DIRECTION -> Please give the count of lines holding the string "สาธารณส" and nothing besides.

Start INFORMATION SHOWN

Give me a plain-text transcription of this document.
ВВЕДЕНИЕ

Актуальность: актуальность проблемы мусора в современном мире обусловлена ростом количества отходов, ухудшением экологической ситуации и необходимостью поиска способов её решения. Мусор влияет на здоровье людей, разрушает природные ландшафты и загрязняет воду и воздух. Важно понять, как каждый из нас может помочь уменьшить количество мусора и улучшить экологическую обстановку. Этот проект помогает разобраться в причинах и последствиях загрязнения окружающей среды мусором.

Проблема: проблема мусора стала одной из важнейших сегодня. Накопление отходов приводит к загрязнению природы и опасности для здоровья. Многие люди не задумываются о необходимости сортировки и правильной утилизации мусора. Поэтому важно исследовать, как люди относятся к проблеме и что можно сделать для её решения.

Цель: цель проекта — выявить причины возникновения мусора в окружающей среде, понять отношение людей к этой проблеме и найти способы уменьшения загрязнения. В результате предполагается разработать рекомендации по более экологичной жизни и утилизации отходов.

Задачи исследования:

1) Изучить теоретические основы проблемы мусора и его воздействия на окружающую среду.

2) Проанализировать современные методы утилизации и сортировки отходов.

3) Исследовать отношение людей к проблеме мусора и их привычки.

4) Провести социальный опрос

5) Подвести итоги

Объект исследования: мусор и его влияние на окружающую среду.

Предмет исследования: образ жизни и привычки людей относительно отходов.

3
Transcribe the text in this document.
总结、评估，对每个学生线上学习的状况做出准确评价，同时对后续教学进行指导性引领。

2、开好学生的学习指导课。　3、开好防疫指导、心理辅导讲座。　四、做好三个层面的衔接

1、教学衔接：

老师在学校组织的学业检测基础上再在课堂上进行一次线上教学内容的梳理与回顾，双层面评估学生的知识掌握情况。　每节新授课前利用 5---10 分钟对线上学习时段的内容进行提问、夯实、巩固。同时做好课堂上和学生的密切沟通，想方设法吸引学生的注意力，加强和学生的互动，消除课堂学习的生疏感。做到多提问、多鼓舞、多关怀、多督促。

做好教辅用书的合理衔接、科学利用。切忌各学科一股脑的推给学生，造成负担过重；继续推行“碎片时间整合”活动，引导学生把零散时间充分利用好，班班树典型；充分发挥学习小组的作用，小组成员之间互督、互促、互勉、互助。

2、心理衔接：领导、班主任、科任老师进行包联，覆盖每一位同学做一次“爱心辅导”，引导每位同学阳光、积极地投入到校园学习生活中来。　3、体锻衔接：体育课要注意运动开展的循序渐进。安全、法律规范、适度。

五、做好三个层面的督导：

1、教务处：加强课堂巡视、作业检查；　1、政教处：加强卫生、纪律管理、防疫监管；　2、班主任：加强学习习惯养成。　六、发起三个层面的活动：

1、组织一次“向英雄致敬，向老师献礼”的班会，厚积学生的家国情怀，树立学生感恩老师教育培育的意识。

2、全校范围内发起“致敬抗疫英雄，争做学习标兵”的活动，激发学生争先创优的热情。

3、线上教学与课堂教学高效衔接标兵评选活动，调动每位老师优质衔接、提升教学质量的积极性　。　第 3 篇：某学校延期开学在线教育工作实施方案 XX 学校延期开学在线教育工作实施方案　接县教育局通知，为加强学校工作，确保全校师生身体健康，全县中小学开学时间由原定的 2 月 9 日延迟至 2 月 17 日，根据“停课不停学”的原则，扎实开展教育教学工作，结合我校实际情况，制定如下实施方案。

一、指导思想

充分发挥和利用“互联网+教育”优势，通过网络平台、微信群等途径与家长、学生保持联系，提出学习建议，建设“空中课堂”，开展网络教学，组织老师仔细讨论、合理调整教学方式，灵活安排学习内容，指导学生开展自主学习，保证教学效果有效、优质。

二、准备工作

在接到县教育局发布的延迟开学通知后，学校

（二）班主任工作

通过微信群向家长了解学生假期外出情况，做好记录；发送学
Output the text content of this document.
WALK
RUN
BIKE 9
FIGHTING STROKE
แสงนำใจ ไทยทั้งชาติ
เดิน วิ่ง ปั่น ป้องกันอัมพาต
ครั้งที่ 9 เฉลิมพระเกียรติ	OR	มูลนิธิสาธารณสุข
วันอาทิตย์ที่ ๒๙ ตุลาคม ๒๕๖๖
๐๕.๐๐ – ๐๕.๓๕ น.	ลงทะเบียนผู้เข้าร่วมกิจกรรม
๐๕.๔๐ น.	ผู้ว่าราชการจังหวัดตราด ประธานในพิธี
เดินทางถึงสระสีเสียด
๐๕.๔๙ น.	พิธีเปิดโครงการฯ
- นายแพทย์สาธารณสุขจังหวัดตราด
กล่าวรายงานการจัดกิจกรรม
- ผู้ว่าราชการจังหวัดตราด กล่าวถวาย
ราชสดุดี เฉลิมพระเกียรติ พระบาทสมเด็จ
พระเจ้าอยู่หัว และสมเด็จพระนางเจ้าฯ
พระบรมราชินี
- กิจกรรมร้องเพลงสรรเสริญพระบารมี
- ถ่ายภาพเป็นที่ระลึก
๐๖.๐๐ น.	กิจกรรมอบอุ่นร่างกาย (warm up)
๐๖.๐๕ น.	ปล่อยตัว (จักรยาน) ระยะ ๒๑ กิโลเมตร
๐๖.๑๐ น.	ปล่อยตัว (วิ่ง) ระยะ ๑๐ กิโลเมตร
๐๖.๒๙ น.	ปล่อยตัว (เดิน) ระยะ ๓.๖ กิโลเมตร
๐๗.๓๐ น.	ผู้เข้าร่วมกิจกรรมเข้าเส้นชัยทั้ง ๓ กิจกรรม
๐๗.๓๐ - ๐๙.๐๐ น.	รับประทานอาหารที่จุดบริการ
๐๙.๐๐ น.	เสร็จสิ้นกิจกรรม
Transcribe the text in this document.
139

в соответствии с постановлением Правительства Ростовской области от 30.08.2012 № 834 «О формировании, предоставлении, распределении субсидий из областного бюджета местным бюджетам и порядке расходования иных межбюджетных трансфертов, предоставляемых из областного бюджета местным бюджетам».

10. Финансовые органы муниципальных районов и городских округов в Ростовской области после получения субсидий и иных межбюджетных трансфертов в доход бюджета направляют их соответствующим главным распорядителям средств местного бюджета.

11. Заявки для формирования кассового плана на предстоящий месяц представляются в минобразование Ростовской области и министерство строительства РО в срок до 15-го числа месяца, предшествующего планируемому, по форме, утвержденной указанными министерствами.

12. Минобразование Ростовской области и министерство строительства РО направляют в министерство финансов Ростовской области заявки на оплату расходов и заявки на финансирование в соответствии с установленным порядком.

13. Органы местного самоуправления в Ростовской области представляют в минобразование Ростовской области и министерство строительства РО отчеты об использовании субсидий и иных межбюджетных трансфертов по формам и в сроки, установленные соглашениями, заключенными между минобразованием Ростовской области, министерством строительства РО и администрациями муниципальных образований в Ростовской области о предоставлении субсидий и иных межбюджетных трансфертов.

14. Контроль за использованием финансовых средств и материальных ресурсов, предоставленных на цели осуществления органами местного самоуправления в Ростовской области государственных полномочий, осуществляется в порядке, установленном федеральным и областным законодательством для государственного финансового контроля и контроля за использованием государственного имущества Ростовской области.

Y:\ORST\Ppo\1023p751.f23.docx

End INFORMATION SHOWN

PROBLEM SOLUTION -> 2